| Source passage |
-- Begin --

Denominator polynomial coefficients. Type DOUBLE.
RETURN: novalue. Filter functions are returned in 'b' and 'a'.
This function creates a normalized Bessel s-domain lowpass transfer function. The 3-dB cutoff frequency is set to 1 radian/sec. The requested filter order 'Norder' must be >= 2. The numerator polynomial of the transfer function is returned through argument 'b', and is a column vector where the elements form a polynomial as follows:
b => b(1) + b(2)*s + b(3)*s^2 + ...
Denominator polynomial is returned in argument 'a', and is of the same form.
Bessel filters approximate a maximally flat group delay characteristic. The filter's selectivity is relatively poor since it has a slow magnitude cutoff rate. But these filters have very low overshoot in their transient responses.
A plot of the normalized BESSEL filter appears as:
# Design BESSEL lowpass prototype filter, fc = 1 [radian/sec]
Norder = 5; # Filter Order
b = novalue; # Declare numerator
a = novalue; # Declare denominator
fnbes(Norder, b, a); # Make the prototype
# Evaluate this filter around its cutoff.
fmin = 1d-2; # Plotting Limits
fmax = 1d0;
ymax = 10d0;
ymin = -60d0;
N = 201; # Plotting information
n = seq(N)'-1d0;
f = logspace(log10(fmin),log10(fmax),N)';
H = gains(b,a,f);
HdB = db20(H);
fc = 1d0/2/PI; # 3dB down at this cutoff

-- End --

| Instruction a |
In the records, copy word for word the lines starting with the one containing "netflow-bar bbox=[719, 184, 722, 196]" and going on through the one containing "netflow-bar bbox=[630, 184, 633, 196]".

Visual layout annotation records
-- Begin --

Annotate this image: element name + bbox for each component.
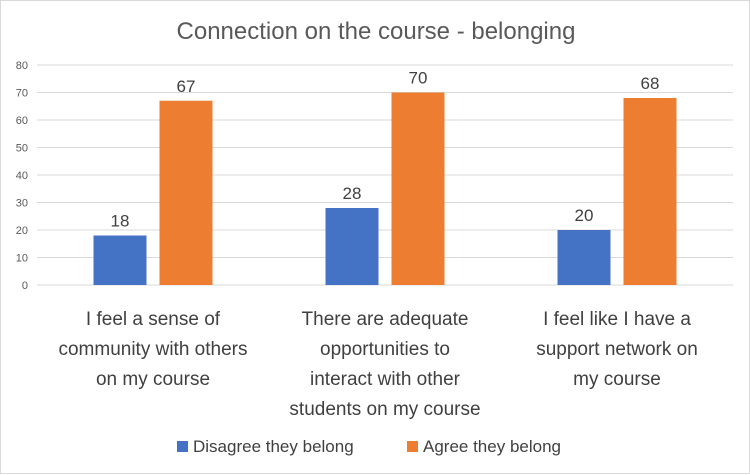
bar-disagree-3	[557, 230, 611, 285]
data-label: 28	[343, 184, 362, 203]
bar-disagree-2	[325, 208, 379, 285]
category-label: my course	[573, 369, 661, 390]
data-label: 20	[575, 206, 594, 225]
data-label: 67	[177, 77, 196, 96]
category-labels: I feel a sense of community with others on…	[58, 309, 697, 420]
category-label: There are adequate	[302, 309, 469, 330]
legend-swatch	[407, 441, 418, 452]
category-label: I feel a sense of	[86, 309, 221, 330]
category-label: I feel like I have a	[543, 309, 691, 330]
legend-label: Disagree they belong	[193, 437, 354, 456]
bar-disagree-1	[93, 235, 147, 285]
chart-title: Connection on the course - belonging	[177, 18, 576, 45]
y-tick-label: 0	[22, 280, 28, 292]
bars	[93, 92, 677, 285]
data-labels: 18 28 20 67 70 68	[111, 69, 660, 231]
category-label: interact with other	[310, 369, 461, 390]
data-label: 18	[111, 212, 130, 231]
y-tick-label: 30	[16, 198, 28, 210]
y-axis: 0 10 20 30 40 50 60 70 80	[16, 60, 28, 292]
bar-agree-1	[159, 100, 213, 285]
category-label: students on my course	[289, 399, 480, 420]
legend: Disagree they belong Agree they belong	[177, 437, 561, 456]
bar-agree-2	[391, 92, 445, 285]
y-tick-label: 60	[16, 115, 28, 127]
category-label: support network on	[536, 339, 698, 360]
data-label: 70	[409, 69, 428, 88]
gridlines	[37, 64, 733, 286]
y-tick-label: 40	[16, 170, 28, 182]
category-label: opportunities to	[320, 339, 450, 360]
legend-label: Agree they belong	[423, 437, 561, 456]
y-tick-label: 20	[16, 225, 28, 237]
data-label: 68	[641, 74, 660, 93]
y-tick-label: 10	[16, 253, 28, 265]
category-label: on my course	[96, 369, 210, 390]
y-tick-label: 70	[16, 88, 28, 100]
y-tick-label: 80	[16, 60, 28, 72]
legend-swatch	[177, 441, 188, 452]
category-label: community with others	[58, 339, 247, 360]
bar-agree-3	[623, 98, 677, 285]
y-tick-label: 50	[16, 143, 28, 155]
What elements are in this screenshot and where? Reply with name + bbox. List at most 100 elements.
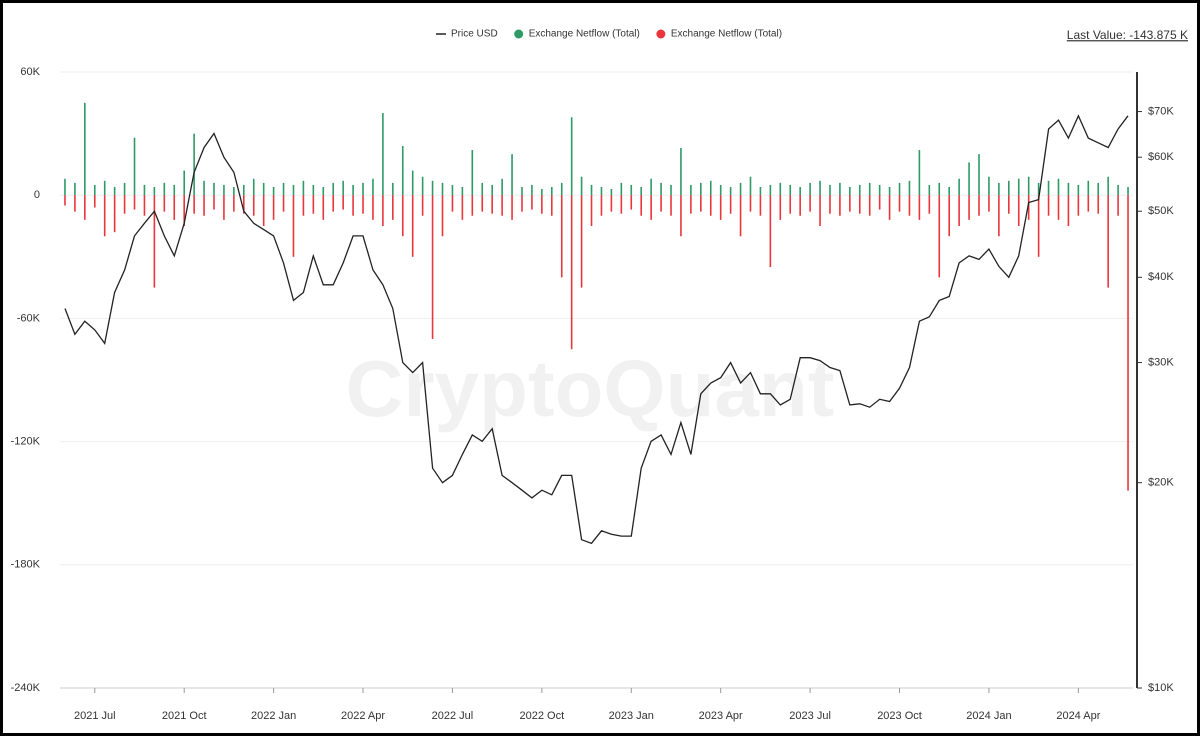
netflow-bar bbox=[719, 184, 722, 196]
netflow-bar bbox=[501, 178, 503, 196]
netflow-bar bbox=[1047, 195, 1050, 216]
x-tick-label: 2022 Oct bbox=[520, 710, 565, 722]
netflow-bar bbox=[441, 182, 444, 196]
netflow-bar bbox=[630, 184, 633, 196]
y2-tick-label: $10K bbox=[1148, 682, 1174, 694]
netflow-bar bbox=[133, 137, 136, 196]
netflow-bar bbox=[769, 195, 772, 268]
netflow-bar bbox=[978, 154, 980, 196]
netflow-bar bbox=[1057, 178, 1060, 196]
netflow-bar bbox=[680, 195, 682, 237]
netflow-bar bbox=[610, 189, 613, 196]
netflow-bar bbox=[809, 182, 811, 196]
legend-swatch[interactable] bbox=[656, 29, 666, 39]
netflow-bar bbox=[839, 195, 841, 216]
netflow-bar bbox=[988, 195, 990, 212]
netflow-bar bbox=[382, 195, 384, 226]
y2-tick-label: $20K bbox=[1148, 477, 1174, 489]
y-tick-label: -180K bbox=[11, 559, 41, 571]
netflow-bar bbox=[1008, 195, 1010, 214]
netflow-bar bbox=[630, 195, 633, 210]
netflow-bar bbox=[521, 186, 523, 196]
netflow-bar bbox=[84, 102, 86, 196]
netflow-bar bbox=[1067, 195, 1070, 226]
netflow-bar bbox=[1077, 184, 1080, 196]
netflow-bar bbox=[550, 186, 553, 196]
netflow-bar bbox=[700, 195, 702, 212]
netflow-bar bbox=[282, 182, 285, 196]
netflow-bar bbox=[93, 195, 96, 208]
netflow-bar bbox=[541, 189, 543, 196]
netflow-bar bbox=[1047, 180, 1050, 196]
netflow-bar bbox=[580, 195, 583, 288]
netflow-bar bbox=[600, 186, 603, 196]
netflow-bar bbox=[342, 180, 344, 196]
netflow-bar bbox=[819, 195, 821, 226]
netflow-bar bbox=[858, 184, 861, 196]
netflow-bar bbox=[739, 195, 742, 237]
netflow-bar bbox=[461, 195, 464, 220]
netflow-bar bbox=[789, 195, 792, 214]
netflow-bar bbox=[620, 182, 623, 196]
netflow-bar bbox=[541, 195, 543, 214]
netflow-bar bbox=[481, 182, 484, 196]
netflow-bar bbox=[233, 195, 235, 212]
netflow-bar bbox=[332, 182, 335, 196]
netflow-bar bbox=[670, 184, 672, 196]
netflow-bar bbox=[113, 195, 116, 233]
y-tick-label: -240K bbox=[11, 682, 41, 694]
netflow-bar bbox=[203, 195, 205, 216]
netflow-bar bbox=[322, 186, 325, 196]
netflow-bar bbox=[223, 184, 225, 196]
legend-label[interactable]: Exchange Netflow (Total) bbox=[671, 29, 782, 40]
legend-swatch[interactable] bbox=[514, 29, 524, 39]
netflow-bar bbox=[193, 195, 195, 214]
netflow-bar bbox=[282, 195, 285, 212]
netflow-bar bbox=[93, 184, 96, 196]
netflow-bar bbox=[213, 182, 215, 196]
netflow-bar bbox=[660, 195, 662, 212]
netflow-bar bbox=[898, 182, 901, 196]
netflow-bar bbox=[680, 147, 682, 196]
netflow-bar bbox=[441, 195, 444, 237]
netflow-bar bbox=[531, 184, 533, 196]
netflow-bar bbox=[1067, 182, 1070, 196]
y-tick-label: 60K bbox=[20, 66, 40, 78]
y2-tick-label: $30K bbox=[1148, 356, 1174, 368]
last-value[interactable]: Last Value: -143.875 K bbox=[1067, 28, 1188, 42]
netflow-bar bbox=[322, 195, 325, 220]
netflow-bar bbox=[620, 195, 623, 214]
netflow-bar bbox=[878, 195, 881, 210]
x-tick-label: 2024 Apr bbox=[1056, 710, 1100, 722]
netflow-bar bbox=[1127, 186, 1129, 196]
netflow-bar bbox=[709, 195, 712, 216]
netflow-bar bbox=[878, 184, 881, 196]
netflow-bar bbox=[372, 178, 374, 196]
netflow-bar bbox=[103, 195, 106, 237]
netflow-bar bbox=[739, 182, 742, 196]
netflow-bar bbox=[511, 154, 513, 196]
netflow-bar bbox=[64, 195, 66, 206]
netflow-bar bbox=[252, 178, 255, 196]
legend-label[interactable]: Price USD bbox=[451, 29, 498, 40]
netflow-bar bbox=[590, 184, 593, 196]
netflow-bar bbox=[700, 182, 702, 196]
netflow-bar bbox=[223, 195, 225, 220]
netflow-bar bbox=[570, 117, 573, 196]
netflow-bar bbox=[779, 195, 782, 220]
netflow-bar bbox=[163, 182, 166, 196]
netflow-bar bbox=[1017, 178, 1020, 196]
netflow-bar bbox=[1008, 180, 1010, 196]
netflow-bar bbox=[521, 195, 523, 212]
netflow-bar bbox=[84, 195, 86, 220]
netflow-bar bbox=[123, 182, 126, 196]
netflow-bar bbox=[988, 176, 990, 196]
netflow-bar bbox=[1097, 195, 1100, 214]
legend-label[interactable]: Exchange Netflow (Total) bbox=[529, 29, 640, 40]
netflow-bar bbox=[858, 195, 861, 214]
netflow-bar bbox=[491, 195, 493, 214]
netflow-bar bbox=[928, 195, 931, 214]
netflow-bar bbox=[560, 195, 563, 278]
x-tick-label: 2021 Jul bbox=[74, 710, 116, 722]
x-tick-label: 2022 Jul bbox=[432, 710, 474, 722]
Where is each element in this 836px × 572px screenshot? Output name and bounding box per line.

-- End --

| Instruction b |
According to the Bessel filter documentation, what is the 3-dB cutoff frequency set to?

| Written reply a |
netflow-bar bbox=[719, 184, 722, 196]
netflow-bar bbox=[501, 178, 503, 196]
netflow-bar bbox=[1047, 195, 1050, 216]
x-tick-label: 2022 Oct bbox=[520, 710, 565, 722]
netflow-bar bbox=[441, 182, 444, 196]
netflow-bar bbox=[630, 184, 633, 196]

| Written reply b |
1 radian/sec